◆ **Problem to solve**
Find the word "ylabel" in the data. Return every line where it appears.
== Extracted entries
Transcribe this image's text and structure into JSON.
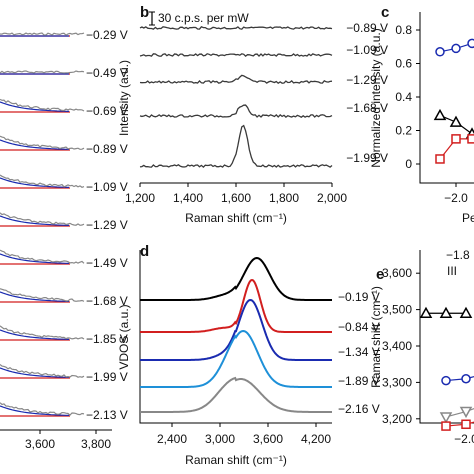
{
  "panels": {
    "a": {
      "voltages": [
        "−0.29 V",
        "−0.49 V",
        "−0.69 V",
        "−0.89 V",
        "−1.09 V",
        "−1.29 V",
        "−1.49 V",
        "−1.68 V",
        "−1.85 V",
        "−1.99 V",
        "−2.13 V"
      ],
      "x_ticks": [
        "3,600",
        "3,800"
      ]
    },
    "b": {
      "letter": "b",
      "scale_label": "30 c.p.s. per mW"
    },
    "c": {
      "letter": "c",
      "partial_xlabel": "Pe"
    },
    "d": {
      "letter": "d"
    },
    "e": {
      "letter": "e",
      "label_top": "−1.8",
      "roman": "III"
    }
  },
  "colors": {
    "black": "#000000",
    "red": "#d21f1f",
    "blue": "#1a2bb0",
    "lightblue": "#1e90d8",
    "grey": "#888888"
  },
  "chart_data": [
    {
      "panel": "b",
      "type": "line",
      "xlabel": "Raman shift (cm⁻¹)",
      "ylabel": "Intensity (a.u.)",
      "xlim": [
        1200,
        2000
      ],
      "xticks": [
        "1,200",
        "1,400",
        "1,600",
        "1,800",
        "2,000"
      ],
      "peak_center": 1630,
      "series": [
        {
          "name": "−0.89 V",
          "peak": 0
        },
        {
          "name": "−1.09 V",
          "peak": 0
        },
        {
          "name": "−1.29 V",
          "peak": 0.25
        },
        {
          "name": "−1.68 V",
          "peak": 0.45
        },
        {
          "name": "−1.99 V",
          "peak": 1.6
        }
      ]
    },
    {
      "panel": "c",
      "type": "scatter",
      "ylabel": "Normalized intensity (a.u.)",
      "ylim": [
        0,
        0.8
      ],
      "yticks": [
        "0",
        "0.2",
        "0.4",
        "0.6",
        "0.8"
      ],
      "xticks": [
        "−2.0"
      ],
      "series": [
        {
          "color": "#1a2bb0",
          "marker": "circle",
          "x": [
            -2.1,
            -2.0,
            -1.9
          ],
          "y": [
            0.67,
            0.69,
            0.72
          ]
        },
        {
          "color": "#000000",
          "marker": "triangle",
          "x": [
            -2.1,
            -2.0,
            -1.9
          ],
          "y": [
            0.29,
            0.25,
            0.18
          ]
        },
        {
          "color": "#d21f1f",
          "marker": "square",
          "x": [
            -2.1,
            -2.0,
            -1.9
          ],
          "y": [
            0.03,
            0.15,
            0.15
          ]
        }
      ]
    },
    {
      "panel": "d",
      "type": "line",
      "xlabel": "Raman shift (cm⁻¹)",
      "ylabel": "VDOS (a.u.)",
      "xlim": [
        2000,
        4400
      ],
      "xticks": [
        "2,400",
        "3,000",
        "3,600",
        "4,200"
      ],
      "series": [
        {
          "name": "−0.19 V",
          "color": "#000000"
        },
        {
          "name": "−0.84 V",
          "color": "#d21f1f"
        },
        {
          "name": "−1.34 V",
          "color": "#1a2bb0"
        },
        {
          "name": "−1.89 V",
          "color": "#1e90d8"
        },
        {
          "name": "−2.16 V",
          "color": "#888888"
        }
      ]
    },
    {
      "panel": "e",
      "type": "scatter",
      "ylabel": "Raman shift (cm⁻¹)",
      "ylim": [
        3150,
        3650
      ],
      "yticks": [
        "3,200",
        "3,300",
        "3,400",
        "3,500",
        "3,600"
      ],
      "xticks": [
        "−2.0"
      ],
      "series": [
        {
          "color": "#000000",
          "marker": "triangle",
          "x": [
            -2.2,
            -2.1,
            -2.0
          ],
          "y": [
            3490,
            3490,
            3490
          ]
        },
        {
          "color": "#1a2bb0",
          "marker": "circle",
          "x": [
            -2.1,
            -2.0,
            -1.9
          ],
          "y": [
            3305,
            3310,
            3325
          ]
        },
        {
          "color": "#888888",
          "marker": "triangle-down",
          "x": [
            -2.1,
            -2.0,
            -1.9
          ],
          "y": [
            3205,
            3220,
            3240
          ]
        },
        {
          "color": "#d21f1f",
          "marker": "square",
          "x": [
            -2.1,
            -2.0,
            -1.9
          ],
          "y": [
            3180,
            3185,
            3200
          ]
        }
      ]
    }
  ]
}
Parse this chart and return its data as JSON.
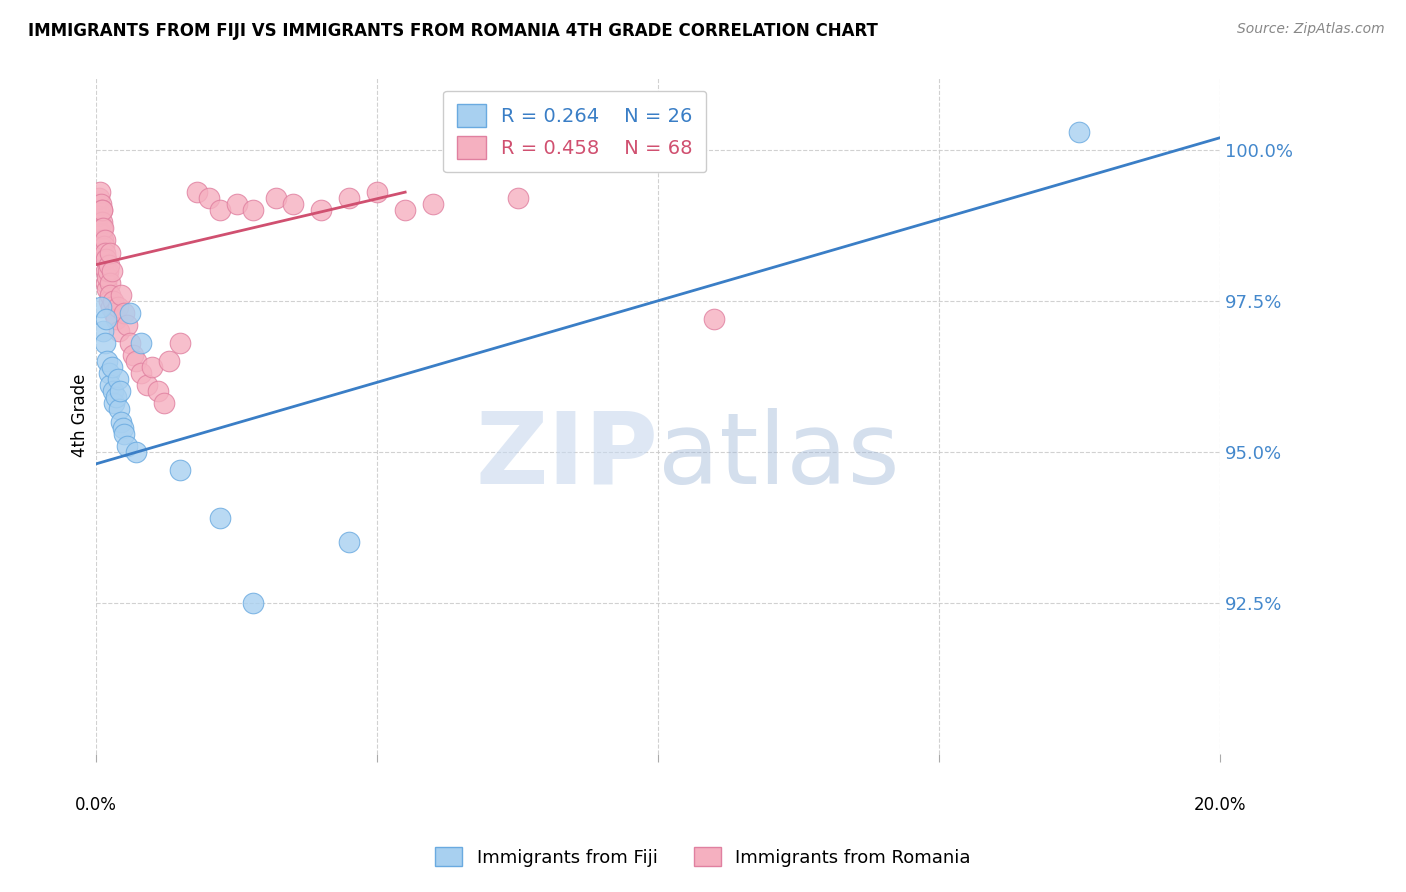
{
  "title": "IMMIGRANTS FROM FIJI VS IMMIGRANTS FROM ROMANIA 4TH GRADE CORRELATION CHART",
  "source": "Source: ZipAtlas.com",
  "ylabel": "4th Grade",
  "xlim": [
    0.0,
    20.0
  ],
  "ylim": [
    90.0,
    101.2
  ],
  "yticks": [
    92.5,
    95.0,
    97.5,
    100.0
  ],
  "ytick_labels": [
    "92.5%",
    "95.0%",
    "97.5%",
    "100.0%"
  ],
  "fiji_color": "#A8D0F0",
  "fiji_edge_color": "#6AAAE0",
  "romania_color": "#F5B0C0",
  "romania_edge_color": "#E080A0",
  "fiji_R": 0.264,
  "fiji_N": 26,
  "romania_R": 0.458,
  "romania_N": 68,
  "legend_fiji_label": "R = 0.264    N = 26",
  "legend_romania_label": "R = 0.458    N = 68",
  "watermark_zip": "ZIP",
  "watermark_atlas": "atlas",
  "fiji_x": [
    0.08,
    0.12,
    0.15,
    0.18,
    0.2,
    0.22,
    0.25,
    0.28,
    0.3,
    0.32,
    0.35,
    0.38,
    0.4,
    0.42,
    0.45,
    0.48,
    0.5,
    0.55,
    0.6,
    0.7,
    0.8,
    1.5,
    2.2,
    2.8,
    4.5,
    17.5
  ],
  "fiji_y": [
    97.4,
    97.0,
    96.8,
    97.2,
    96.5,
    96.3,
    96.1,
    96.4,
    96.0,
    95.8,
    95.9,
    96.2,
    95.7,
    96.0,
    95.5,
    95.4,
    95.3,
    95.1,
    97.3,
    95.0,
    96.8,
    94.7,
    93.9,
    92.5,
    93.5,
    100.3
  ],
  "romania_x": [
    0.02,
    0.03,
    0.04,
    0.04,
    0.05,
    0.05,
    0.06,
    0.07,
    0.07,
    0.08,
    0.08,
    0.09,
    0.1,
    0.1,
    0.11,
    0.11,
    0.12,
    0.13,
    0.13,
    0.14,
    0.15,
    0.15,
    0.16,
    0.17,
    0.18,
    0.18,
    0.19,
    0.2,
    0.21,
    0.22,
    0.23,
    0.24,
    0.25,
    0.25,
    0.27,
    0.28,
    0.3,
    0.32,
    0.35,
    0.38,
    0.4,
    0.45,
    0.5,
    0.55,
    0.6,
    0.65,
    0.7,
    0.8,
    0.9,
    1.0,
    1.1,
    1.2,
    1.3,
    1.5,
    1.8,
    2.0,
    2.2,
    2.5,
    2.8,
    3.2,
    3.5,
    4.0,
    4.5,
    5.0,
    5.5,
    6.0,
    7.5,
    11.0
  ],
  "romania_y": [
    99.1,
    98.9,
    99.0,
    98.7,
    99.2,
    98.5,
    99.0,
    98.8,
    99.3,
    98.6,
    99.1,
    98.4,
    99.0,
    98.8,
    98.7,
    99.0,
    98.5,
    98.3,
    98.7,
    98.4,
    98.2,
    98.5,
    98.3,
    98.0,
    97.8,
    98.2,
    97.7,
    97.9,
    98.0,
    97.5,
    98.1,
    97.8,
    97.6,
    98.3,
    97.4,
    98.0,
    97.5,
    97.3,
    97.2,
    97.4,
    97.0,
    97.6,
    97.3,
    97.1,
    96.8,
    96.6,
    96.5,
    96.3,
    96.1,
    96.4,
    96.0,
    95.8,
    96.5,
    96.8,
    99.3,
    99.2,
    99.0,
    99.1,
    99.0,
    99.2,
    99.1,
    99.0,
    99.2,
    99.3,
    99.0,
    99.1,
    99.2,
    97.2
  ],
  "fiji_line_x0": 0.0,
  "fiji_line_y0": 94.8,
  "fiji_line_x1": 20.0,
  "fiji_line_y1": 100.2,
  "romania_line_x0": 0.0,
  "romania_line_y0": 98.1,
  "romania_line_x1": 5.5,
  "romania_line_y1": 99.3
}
====
◆ **Complete output**
      "ylabel": "Intensity (a.u.)",
      "ylabel": "Normalized intensity (a.u.)",
      "ylabel": "VDOS (a.u.)",
      "ylabel": "Raman shift (cm⁻¹)",
  "ylabel": "4th Grade",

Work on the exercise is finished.